---- RAW RECORDS

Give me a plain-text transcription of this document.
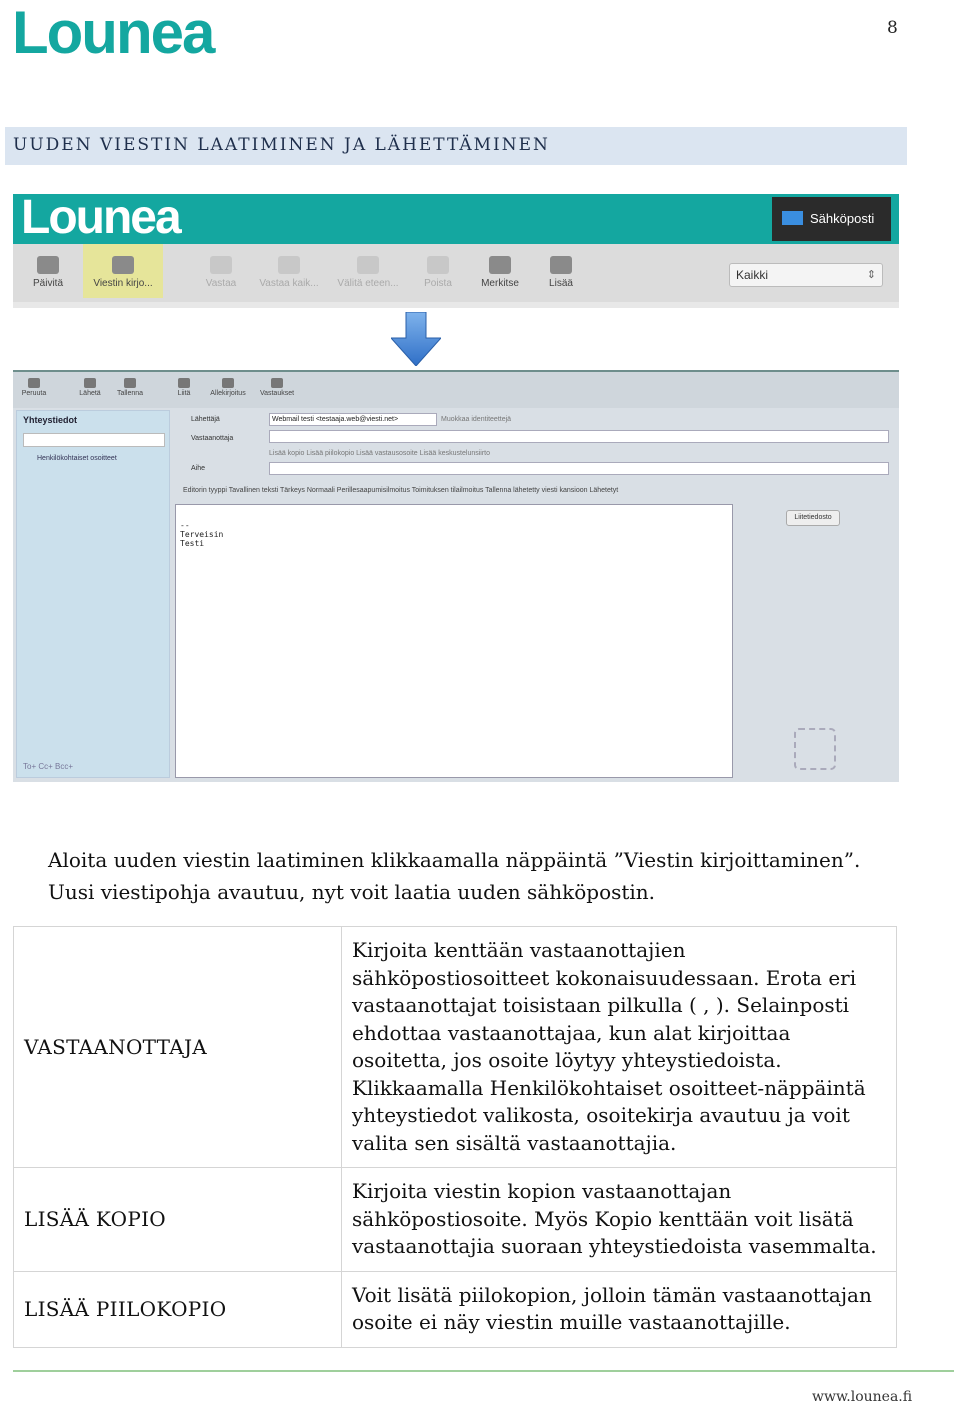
Lounea	8
UUDEN VIESTIN LAATIMINEN JA LÄHETTÄMINEN
Lounea	Sähköposti
Päivitä	Viestin kirjo...	Vastaa	Vastaa kaik...	Välitä eteen...	Poista	Merkitse	Lisää
Kaikki	⇕
Peruuta	Lähetä	Tallenna	Liitä	Allekirjoitus	Vastaukset
Yhteystiedot
Henkilökohtaiset osoitteet
To+ Cc+ Bcc+
Lähettäjä	Webmail testi <testaaja.web@viesti.net>	Muokkaa identiteettejä
Vastaanottaja
Lisää kopio Lisää piilokopio Lisää vastausosoite Lisää keskustelunsiirto
Aihe
Editorin tyyppi Tavallinen teksti Tärkeys Normaali Perillesaapumisilmoitus Toimituksen tilailmoitus Tallenna lähetetty viesti kansioon Lähetetyt
--
Terveisin
Testi
Liitetiedosto
Aloita uuden viestin laatiminen klikkaamalla näppäintä ”Viestin kirjoittaminen”. Uusi viestipohja avautuu, nyt voit laatia uuden sähköpostin.
VASTAANOTTAJA	Kirjoita kenttään vastaanottajien sähköpostiosoitteet kokonaisuudessaan. Erota eri vastaanottajat toisistaan pilkulla ( , ). Selainposti ehdottaa vastaanottajaa, kun alat kirjoittaa osoitetta, jos osoite löytyy yhteystiedoista. Klikkaamalla Henkilökohtaiset osoitteet-näppäintä yhteystiedot valikosta, osoitekirja avautuu ja voit valita sen sisältä vastaanottajia.
LISÄÄ KOPIO	Kirjoita viestin kopion vastaanottajan sähköpostiosoite. Myös Kopio kenttään voit lisätä vastaanottajia suoraan yhteystiedoista vasemmalta.
LISÄÄ PIILOKOPIO	Voit lisätä piilokopion, jolloin tämän vastaanottajan osoite ei näy viestin muille vastaanottajille.
www.lounea.fi
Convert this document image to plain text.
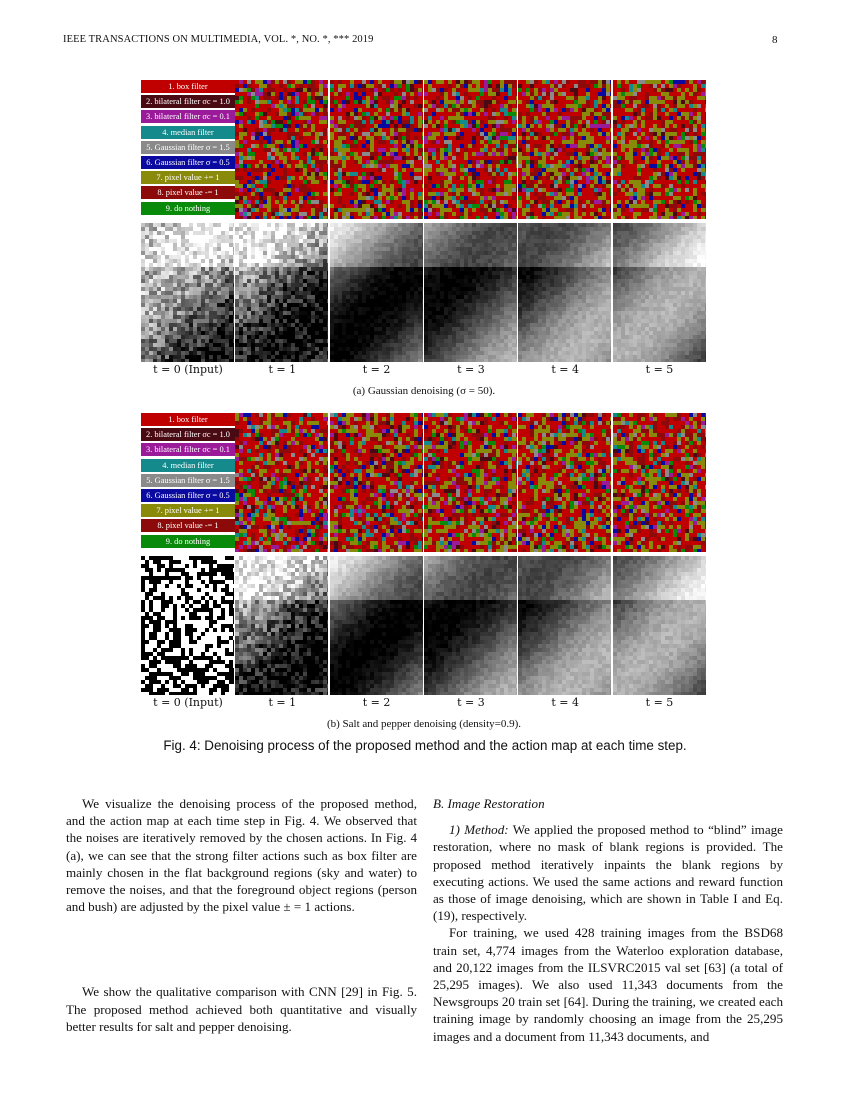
IEEE TRANSACTIONS ON MULTIMEDIA, VOL. *, NO. *, *** 2019	8
1. box filter
2. bilateral filter σc = 1.0
3. bilateral filter σc = 0.1
4. median filter
5. Gaussian filter σ = 1.5
6. Gaussian filter σ = 0.5
7. pixel value += 1
8. pixel value -= 1
9. do nothing
t = 0 (Input)	t = 1	t = 2	t = 3	t = 4	t = 5
(a) Gaussian denoising (σ = 50).
1. box filter
2. bilateral filter σc = 1.0
3. bilateral filter σc = 0.1
4. median filter
5. Gaussian filter σ = 1.5
6. Gaussian filter σ = 0.5
7. pixel value += 1
8. pixel value -= 1
9. do nothing
t = 0 (Input)	t = 1	t = 2	t = 3	t = 4	t = 5
(b) Salt and pepper denoising (density=0.9).
Fig. 4: Denoising process of the proposed method and the action map at each time step.

We visualize the denoising process of the proposed method, and the action map at each time step in Fig. 4. We observed that the noises are iteratively removed by the chosen actions. In Fig. 4 (a), we can see that the strong filter actions such as box filter are mainly chosen in the flat background regions (sky and water) to remove the noises, and that the foreground object regions (person and bush) are adjusted by the pixel value ± = 1 actions.

We show the qualitative comparison with CNN [29] in Fig. 5. The proposed method achieved both quantitative and visually better results for salt and pepper denoising.

B. Image Restoration

1) Method: We applied the proposed method to “blind” image restoration, where no mask of blank regions is provided. The proposed method iteratively inpaints the blank regions by executing actions. We used the same actions and reward function as those of image denoising, which are shown in Table I and Eq. (19), respectively.

For training, we used 428 training images from the BSD68 train set, 4,774 images from the Waterloo exploration database, and 20,122 images from the ILSVRC2015 val set [63] (a total of 25,295 images). We also used 11,343 documents from the Newsgroups 20 train set [64]. During the training, we created each training image by randomly choosing an image from the 25,295 images and a document from 11,343 documents, and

--------

Every entry above needs to be retyped exactly; drop the pictures.

Give me a plain-text transcription of this document.
Lounea	8
UUDEN VIESTIN LAATIMINEN JA LÄHETTÄMINEN
Lounea	Sähköposti
Päivitä	Viestin kirjo...	Vastaa	Vastaa kaik...	Välitä eteen...	Poista	Merkitse	Lisää
Kaikki	⇕
Peruuta	Lähetä	Tallenna	Liitä	Allekirjoitus	Vastaukset
Yhteystiedot
Henkilökohtaiset osoitteet
To+ Cc+ Bcc+
Lähettäjä	Webmail testi <testaaja.web@viesti.net>	Muokkaa identiteettejä
Vastaanottaja
Lisää kopio Lisää piilokopio Lisää vastausosoite Lisää keskustelunsiirto
Aihe
Editorin tyyppi Tavallinen teksti Tärkeys Normaali Perillesaapumisilmoitus Toimituksen tilailmoitus Tallenna lähetetty viesti kansioon Lähetetyt
--
Terveisin
Testi
Liitetiedosto
Aloita uuden viestin laatiminen klikkaamalla näppäintä ”Viestin kirjoittaminen”. Uusi viestipohja avautuu, nyt voit laatia uuden sähköpostin.
VASTAANOTTAJA	Kirjoita kenttään vastaanottajien sähköpostiosoitteet kokonaisuudessaan. Erota eri vastaanottajat toisistaan pilkulla ( , ). Selainposti ehdottaa vastaanottajaa, kun alat kirjoittaa osoitetta, jos osoite löytyy yhteystiedoista. Klikkaamalla Henkilökohtaiset osoitteet-näppäintä yhteystiedot valikosta, osoitekirja avautuu ja voit valita sen sisältä vastaanottajia.
LISÄÄ KOPIO	Kirjoita viestin kopion vastaanottajan sähköpostiosoite. Myös Kopio kenttään voit lisätä vastaanottajia suoraan yhteystiedoista vasemmalta.
LISÄÄ PIILOKOPIO	Voit lisätä piilokopion, jolloin tämän vastaanottajan osoite ei näy viestin muille vastaanottajille.
www.lounea.fi
Convert this document image to plain text.
IEEE TRANSACTIONS ON MULTIMEDIA, VOL. *, NO. *, *** 2019	8
1. box filter
2. bilateral filter σc = 1.0
3. bilateral filter σc = 0.1
4. median filter
5. Gaussian filter σ = 1.5
6. Gaussian filter σ = 0.5
7. pixel value += 1
8. pixel value -= 1
9. do nothing
t = 0 (Input)	t = 1	t = 2	t = 3	t = 4	t = 5
(a) Gaussian denoising (σ = 50).
1. box filter
2. bilateral filter σc = 1.0
3. bilateral filter σc = 0.1
4. median filter
5. Gaussian filter σ = 1.5
6. Gaussian filter σ = 0.5
7. pixel value += 1
8. pixel value -= 1
9. do nothing
t = 0 (Input)	t = 1	t = 2	t = 3	t = 4	t = 5
(b) Salt and pepper denoising (density=0.9).
Fig. 4: Denoising process of the proposed method and the action map at each time step.

We visualize the denoising process of the proposed method, and the action map at each time step in Fig. 4. We observed that the noises are iteratively removed by the chosen actions. In Fig. 4 (a), we can see that the strong filter actions such as box filter are mainly chosen in the flat background regions (sky and water) to remove the noises, and that the foreground object regions (person and bush) are adjusted by the pixel value ± = 1 actions.

We show the qualitative comparison with CNN [29] in Fig. 5. The proposed method achieved both quantitative and visually better results for salt and pepper denoising.

B. Image Restoration

1) Method: We applied the proposed method to “blind” image restoration, where no mask of blank regions is provided. The proposed method iteratively inpaints the blank regions by executing actions. We used the same actions and reward function as those of image denoising, which are shown in Table I and Eq. (19), respectively.

For training, we used 428 training images from the BSD68 train set, 4,774 images from the Waterloo exploration database, and 20,122 images from the ILSVRC2015 val set [63] (a total of 25,295 images). We also used 11,343 documents from the Newsgroups 20 train set [64]. During the training, we created each training image by randomly choosing an image from the 25,295 images and a document from 11,343 documents, and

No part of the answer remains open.